The request: Determine the number of lines that contain the word "رواه", then state that number and nothing more.

[Data entries]
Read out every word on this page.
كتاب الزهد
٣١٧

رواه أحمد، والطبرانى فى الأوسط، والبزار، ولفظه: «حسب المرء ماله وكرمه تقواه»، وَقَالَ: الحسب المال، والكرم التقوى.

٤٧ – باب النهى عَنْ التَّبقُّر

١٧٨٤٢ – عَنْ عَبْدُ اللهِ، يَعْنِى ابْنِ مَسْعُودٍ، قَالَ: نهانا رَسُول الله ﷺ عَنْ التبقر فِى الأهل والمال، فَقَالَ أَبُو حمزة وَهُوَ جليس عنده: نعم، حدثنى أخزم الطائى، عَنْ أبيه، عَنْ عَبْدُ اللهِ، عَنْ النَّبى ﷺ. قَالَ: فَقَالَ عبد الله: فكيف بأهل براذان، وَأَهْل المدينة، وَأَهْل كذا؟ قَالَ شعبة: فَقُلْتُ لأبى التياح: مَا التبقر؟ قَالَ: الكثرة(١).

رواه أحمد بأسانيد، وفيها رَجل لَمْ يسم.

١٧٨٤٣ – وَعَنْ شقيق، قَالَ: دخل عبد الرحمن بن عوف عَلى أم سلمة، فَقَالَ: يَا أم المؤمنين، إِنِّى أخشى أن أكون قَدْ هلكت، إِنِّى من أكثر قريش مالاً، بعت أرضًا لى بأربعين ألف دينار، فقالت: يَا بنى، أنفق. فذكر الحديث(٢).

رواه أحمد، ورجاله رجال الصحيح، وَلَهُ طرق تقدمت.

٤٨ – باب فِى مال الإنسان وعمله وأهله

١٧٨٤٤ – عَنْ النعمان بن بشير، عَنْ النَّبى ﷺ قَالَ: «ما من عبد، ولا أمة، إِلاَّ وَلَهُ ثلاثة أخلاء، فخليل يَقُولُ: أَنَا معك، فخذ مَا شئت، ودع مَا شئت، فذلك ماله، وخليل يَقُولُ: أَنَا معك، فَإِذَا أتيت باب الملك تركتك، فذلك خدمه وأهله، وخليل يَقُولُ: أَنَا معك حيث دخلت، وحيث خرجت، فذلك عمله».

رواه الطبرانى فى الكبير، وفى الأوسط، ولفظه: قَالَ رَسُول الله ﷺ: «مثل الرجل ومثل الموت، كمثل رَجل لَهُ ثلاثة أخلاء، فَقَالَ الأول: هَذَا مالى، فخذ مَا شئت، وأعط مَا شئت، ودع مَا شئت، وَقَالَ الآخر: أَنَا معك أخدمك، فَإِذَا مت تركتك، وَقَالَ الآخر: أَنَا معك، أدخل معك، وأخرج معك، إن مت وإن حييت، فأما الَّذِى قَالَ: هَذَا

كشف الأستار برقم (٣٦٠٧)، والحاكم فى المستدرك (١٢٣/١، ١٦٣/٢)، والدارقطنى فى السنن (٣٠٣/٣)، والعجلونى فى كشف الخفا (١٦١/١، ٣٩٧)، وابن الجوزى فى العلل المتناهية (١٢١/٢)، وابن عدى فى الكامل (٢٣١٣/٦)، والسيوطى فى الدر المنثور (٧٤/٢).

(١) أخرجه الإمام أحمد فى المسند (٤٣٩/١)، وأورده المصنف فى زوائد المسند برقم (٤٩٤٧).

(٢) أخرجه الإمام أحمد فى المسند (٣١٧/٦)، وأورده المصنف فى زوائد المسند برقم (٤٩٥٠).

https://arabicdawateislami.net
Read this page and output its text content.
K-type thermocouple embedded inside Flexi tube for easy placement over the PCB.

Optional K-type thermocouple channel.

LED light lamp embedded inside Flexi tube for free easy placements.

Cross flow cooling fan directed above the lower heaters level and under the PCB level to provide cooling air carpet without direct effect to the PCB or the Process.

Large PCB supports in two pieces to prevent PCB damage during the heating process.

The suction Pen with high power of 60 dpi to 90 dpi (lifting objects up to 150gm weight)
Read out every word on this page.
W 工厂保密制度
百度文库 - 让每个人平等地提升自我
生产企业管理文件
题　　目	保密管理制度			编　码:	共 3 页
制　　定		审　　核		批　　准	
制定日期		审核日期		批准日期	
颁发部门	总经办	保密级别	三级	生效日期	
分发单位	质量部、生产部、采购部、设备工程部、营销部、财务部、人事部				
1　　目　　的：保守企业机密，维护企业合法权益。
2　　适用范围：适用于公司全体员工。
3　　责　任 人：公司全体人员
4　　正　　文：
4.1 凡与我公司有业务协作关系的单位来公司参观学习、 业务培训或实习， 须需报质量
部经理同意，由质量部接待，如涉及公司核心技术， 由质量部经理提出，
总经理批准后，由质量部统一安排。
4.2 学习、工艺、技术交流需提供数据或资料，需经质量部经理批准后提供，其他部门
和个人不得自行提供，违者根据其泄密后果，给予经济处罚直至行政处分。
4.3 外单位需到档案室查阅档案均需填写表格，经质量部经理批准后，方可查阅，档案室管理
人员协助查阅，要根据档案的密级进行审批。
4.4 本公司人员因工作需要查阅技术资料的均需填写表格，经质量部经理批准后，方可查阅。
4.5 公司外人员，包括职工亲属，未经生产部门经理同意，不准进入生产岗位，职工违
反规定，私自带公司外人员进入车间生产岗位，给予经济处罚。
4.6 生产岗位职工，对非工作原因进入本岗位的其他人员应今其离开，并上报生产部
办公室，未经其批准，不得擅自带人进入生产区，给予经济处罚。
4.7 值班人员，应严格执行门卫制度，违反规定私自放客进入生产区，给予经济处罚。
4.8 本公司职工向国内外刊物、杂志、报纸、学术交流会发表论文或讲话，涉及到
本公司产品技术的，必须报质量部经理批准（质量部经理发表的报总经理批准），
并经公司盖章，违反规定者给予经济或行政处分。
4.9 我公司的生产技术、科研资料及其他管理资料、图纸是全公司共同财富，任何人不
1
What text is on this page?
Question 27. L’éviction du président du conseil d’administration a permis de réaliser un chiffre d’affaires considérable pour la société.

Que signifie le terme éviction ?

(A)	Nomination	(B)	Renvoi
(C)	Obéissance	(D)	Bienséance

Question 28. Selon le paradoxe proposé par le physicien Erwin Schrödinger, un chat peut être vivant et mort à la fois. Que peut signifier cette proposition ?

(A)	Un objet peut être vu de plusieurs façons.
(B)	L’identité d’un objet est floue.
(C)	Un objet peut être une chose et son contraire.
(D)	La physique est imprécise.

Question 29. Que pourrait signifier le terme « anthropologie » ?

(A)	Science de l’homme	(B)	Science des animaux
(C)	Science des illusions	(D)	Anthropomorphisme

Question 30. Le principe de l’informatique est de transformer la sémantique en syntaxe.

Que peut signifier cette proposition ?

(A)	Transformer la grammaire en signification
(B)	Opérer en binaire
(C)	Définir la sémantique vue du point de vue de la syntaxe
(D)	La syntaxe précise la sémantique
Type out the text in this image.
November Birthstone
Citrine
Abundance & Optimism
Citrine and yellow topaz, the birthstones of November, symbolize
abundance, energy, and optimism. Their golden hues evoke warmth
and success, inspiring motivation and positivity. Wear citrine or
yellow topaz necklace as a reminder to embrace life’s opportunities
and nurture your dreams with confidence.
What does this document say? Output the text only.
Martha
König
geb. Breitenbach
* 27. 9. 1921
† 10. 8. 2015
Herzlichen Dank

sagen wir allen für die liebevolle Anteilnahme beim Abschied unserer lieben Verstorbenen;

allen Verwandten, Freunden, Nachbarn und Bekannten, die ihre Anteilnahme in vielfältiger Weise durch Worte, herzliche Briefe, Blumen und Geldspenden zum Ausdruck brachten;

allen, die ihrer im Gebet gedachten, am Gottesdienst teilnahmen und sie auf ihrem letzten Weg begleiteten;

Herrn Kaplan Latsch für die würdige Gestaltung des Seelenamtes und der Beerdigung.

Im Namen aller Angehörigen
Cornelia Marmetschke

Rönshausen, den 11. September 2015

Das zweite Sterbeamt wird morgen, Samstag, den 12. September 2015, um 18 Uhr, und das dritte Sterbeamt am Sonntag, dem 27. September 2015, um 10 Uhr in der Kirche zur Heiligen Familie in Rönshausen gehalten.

Written reply: 4